┏━━
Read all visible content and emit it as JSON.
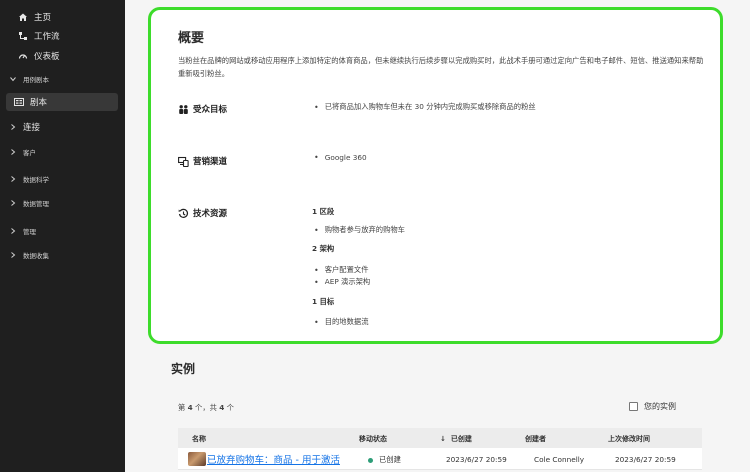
{
  "sidebar": {
    "items": [
      {
        "label": "主页",
        "icon": "home-icon"
      },
      {
        "label": "工作流",
        "icon": "workflow-icon"
      },
      {
        "label": "仪表板",
        "icon": "dashboard-icon"
      },
      {
        "label": "用例剧本",
        "icon": "chevron-down-icon"
      },
      {
        "label": "剧本",
        "icon": "playbook-icon"
      },
      {
        "label": "连接",
        "icon": "chevron-right-icon"
      },
      {
        "label": "客户",
        "icon": "chevron-right-icon"
      },
      {
        "label": "数据科学",
        "icon": "chevron-right-icon"
      },
      {
        "label": "数据管理",
        "icon": "chevron-right-icon"
      },
      {
        "label": "管理",
        "icon": "chevron-right-icon"
      },
      {
        "label": "数据收集",
        "icon": "chevron-right-icon"
      }
    ]
  },
  "overview": {
    "title": "概要",
    "description": "当粉丝在品牌的网站或移动应用程序上添加特定的体育商品，但未继续执行后续步骤以完成购买时，此战术手册可通过定向广告和电子邮件、短信、推送通知来帮助重新吸引粉丝。",
    "audience": {
      "label": "受众目标",
      "icon": "audience-icon",
      "items": [
        "已将商品加入购物车但未在 30 分钟内完成购买或移除商品的粉丝"
      ]
    },
    "channels": {
      "label": "营销渠道",
      "icon": "channels-icon",
      "items": [
        "Google 360"
      ]
    },
    "resources": {
      "label": "技术资源",
      "icon": "resources-icon",
      "groups": [
        {
          "heading": "1 区段",
          "items": [
            "购物者参与放弃的购物车"
          ]
        },
        {
          "heading": "2 架构",
          "items": [
            "客户配置文件",
            "AEP 演示架构"
          ]
        },
        {
          "heading": "1 目标",
          "items": [
            "目的地数据流"
          ]
        }
      ]
    }
  },
  "instances": {
    "title": "实例",
    "count_prefix": "第 ",
    "count_shown": "4",
    "count_mid": " 个，共 ",
    "count_total": "4",
    "count_suffix": " 个",
    "your_instances_label": "您的实例",
    "columns": {
      "name": "名称",
      "status": "移动状态",
      "created": "已创建",
      "creator": "创建者",
      "modified": "上次修改时间"
    },
    "rows": [
      {
        "name": "已放弃购物车：商品 - 用于激活",
        "status": "已创建",
        "created": "2023/6/27 20:59",
        "creator": "Cole Connelly",
        "modified": "2023/6/27 20:59"
      }
    ]
  },
  "colors": {
    "sidebar_bg": "#1f1f1f",
    "highlight_border": "#3ddc2b",
    "link": "#1473e6",
    "status_green": "#2d9d78"
  }
}
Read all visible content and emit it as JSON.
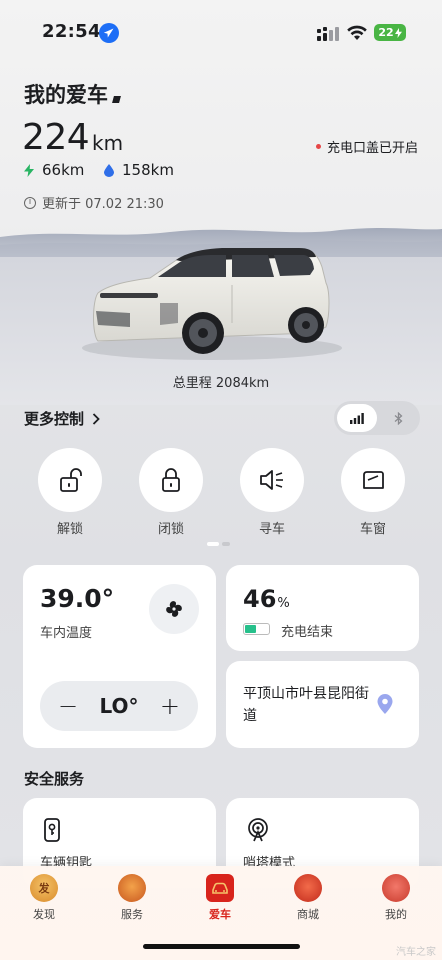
{
  "status_bar": {
    "time": "22:54",
    "battery": "22"
  },
  "vehicle": {
    "title": "我的爱车",
    "range_value": "224",
    "range_unit": "km",
    "charge_port_status": "充电口盖已开启",
    "electric_range": "66km",
    "fuel_range": "158km",
    "update_text": "更新于 07.02 21:30",
    "odometer": "总里程 2084km"
  },
  "controls": {
    "more_label": "更多控制",
    "items": [
      {
        "label": "解锁",
        "icon": "unlock-icon"
      },
      {
        "label": "闭锁",
        "icon": "lock-icon"
      },
      {
        "label": "寻车",
        "icon": "horn-icon"
      },
      {
        "label": "车窗",
        "icon": "window-icon"
      }
    ]
  },
  "climate": {
    "temperature": "39.0°",
    "label": "车内温度",
    "minus": "−",
    "setting": "LO°",
    "plus": "+"
  },
  "battery": {
    "percent": "46",
    "unit": "%",
    "level": 0.46,
    "status": "充电结束"
  },
  "location": {
    "address": "平顶山市叶县昆阳街道"
  },
  "safety": {
    "title": "安全服务",
    "items": [
      {
        "label": "车辆钥匙",
        "icon": "car-key-icon"
      },
      {
        "label": "哨塔模式",
        "icon": "sentry-icon"
      }
    ]
  },
  "tabs": [
    {
      "label": "发现",
      "icon_text": "发",
      "color": "#e0a03a"
    },
    {
      "label": "服务",
      "icon_text": "",
      "color": "#e07b2e"
    },
    {
      "label": "爱车",
      "icon_text": "",
      "color": "#d8241c"
    },
    {
      "label": "商城",
      "icon_text": "",
      "color": "#e2492f"
    },
    {
      "label": "我的",
      "icon_text": "",
      "color": "#e0513a"
    }
  ],
  "watermark": "汽车之家",
  "colors": {
    "accent_red": "#d8241c",
    "electric_green": "#28b463",
    "fuel_blue": "#2f6ee8",
    "battery_green": "#26c08b"
  }
}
┗━━
* WHAT YOU NEED TO DO: Extract the entries in full, exactly as they are, minus the pictures.

* ANSWER TO THE EXERCISE:
Read all visible content and emit it as JSON.
{
  "sidebar": {
    "items": [
      {
        "label": "主页",
        "icon": "home-icon"
      },
      {
        "label": "工作流",
        "icon": "workflow-icon"
      },
      {
        "label": "仪表板",
        "icon": "dashboard-icon"
      },
      {
        "label": "用例剧本",
        "icon": "chevron-down-icon"
      },
      {
        "label": "剧本",
        "icon": "playbook-icon"
      },
      {
        "label": "连接",
        "icon": "chevron-right-icon"
      },
      {
        "label": "客户",
        "icon": "chevron-right-icon"
      },
      {
        "label": "数据科学",
        "icon": "chevron-right-icon"
      },
      {
        "label": "数据管理",
        "icon": "chevron-right-icon"
      },
      {
        "label": "管理",
        "icon": "chevron-right-icon"
      },
      {
        "label": "数据收集",
        "icon": "chevron-right-icon"
      }
    ]
  },
  "overview": {
    "title": "概要",
    "description": "当粉丝在品牌的网站或移动应用程序上添加特定的体育商品，但未继续执行后续步骤以完成购买时，此战术手册可通过定向广告和电子邮件、短信、推送通知来帮助重新吸引粉丝。",
    "audience": {
      "label": "受众目标",
      "icon": "audience-icon",
      "items": [
        "已将商品加入购物车但未在 30 分钟内完成购买或移除商品的粉丝"
      ]
    },
    "channels": {
      "label": "营销渠道",
      "icon": "channels-icon",
      "items": [
        "Google 360"
      ]
    },
    "resources": {
      "label": "技术资源",
      "icon": "resources-icon",
      "groups": [
        {
          "heading": "1 区段",
          "items": [
            "购物者参与放弃的购物车"
          ]
        },
        {
          "heading": "2 架构",
          "items": [
            "客户配置文件",
            "AEP 演示架构"
          ]
        },
        {
          "heading": "1 目标",
          "items": [
            "目的地数据流"
          ]
        }
      ]
    }
  },
  "instances": {
    "title": "实例",
    "count_prefix": "第 ",
    "count_shown": "4",
    "count_mid": " 个，共 ",
    "count_total": "4",
    "count_suffix": " 个",
    "your_instances_label": "您的实例",
    "columns": {
      "name": "名称",
      "status": "移动状态",
      "created": "已创建",
      "creator": "创建者",
      "modified": "上次修改时间"
    },
    "rows": [
      {
        "name": "已放弃购物车：商品 - 用于激活",
        "status": "已创建",
        "created": "2023/6/27 20:59",
        "creator": "Cole Connelly",
        "modified": "2023/6/27 20:59"
      }
    ]
  },
  "colors": {
    "sidebar_bg": "#1f1f1f",
    "highlight_border": "#3ddc2b",
    "link": "#1473e6",
    "status_green": "#2d9d78"
  }
}
Read all visible content and emit it as JSON.
{
  "status_bar": {
    "time": "22:54",
    "battery": "22"
  },
  "vehicle": {
    "title": "我的爱车",
    "range_value": "224",
    "range_unit": "km",
    "charge_port_status": "充电口盖已开启",
    "electric_range": "66km",
    "fuel_range": "158km",
    "update_text": "更新于 07.02 21:30",
    "odometer": "总里程 2084km"
  },
  "controls": {
    "more_label": "更多控制",
    "items": [
      {
        "label": "解锁",
        "icon": "unlock-icon"
      },
      {
        "label": "闭锁",
        "icon": "lock-icon"
      },
      {
        "label": "寻车",
        "icon": "horn-icon"
      },
      {
        "label": "车窗",
        "icon": "window-icon"
      }
    ]
  },
  "climate": {
    "temperature": "39.0°",
    "label": "车内温度",
    "minus": "−",
    "setting": "LO°",
    "plus": "+"
  },
  "battery": {
    "percent": "46",
    "unit": "%",
    "level": 0.46,
    "status": "充电结束"
  },
  "location": {
    "address": "平顶山市叶县昆阳街道"
  },
  "safety": {
    "title": "安全服务",
    "items": [
      {
        "label": "车辆钥匙",
        "icon": "car-key-icon"
      },
      {
        "label": "哨塔模式",
        "icon": "sentry-icon"
      }
    ]
  },
  "tabs": [
    {
      "label": "发现",
      "icon_text": "发",
      "color": "#e0a03a"
    },
    {
      "label": "服务",
      "icon_text": "",
      "color": "#e07b2e"
    },
    {
      "label": "爱车",
      "icon_text": "",
      "color": "#d8241c"
    },
    {
      "label": "商城",
      "icon_text": "",
      "color": "#e2492f"
    },
    {
      "label": "我的",
      "icon_text": "",
      "color": "#e0513a"
    }
  ],
  "watermark": "汽车之家",
  "colors": {
    "accent_red": "#d8241c",
    "electric_green": "#28b463",
    "fuel_blue": "#2f6ee8",
    "battery_green": "#26c08b"
  }
}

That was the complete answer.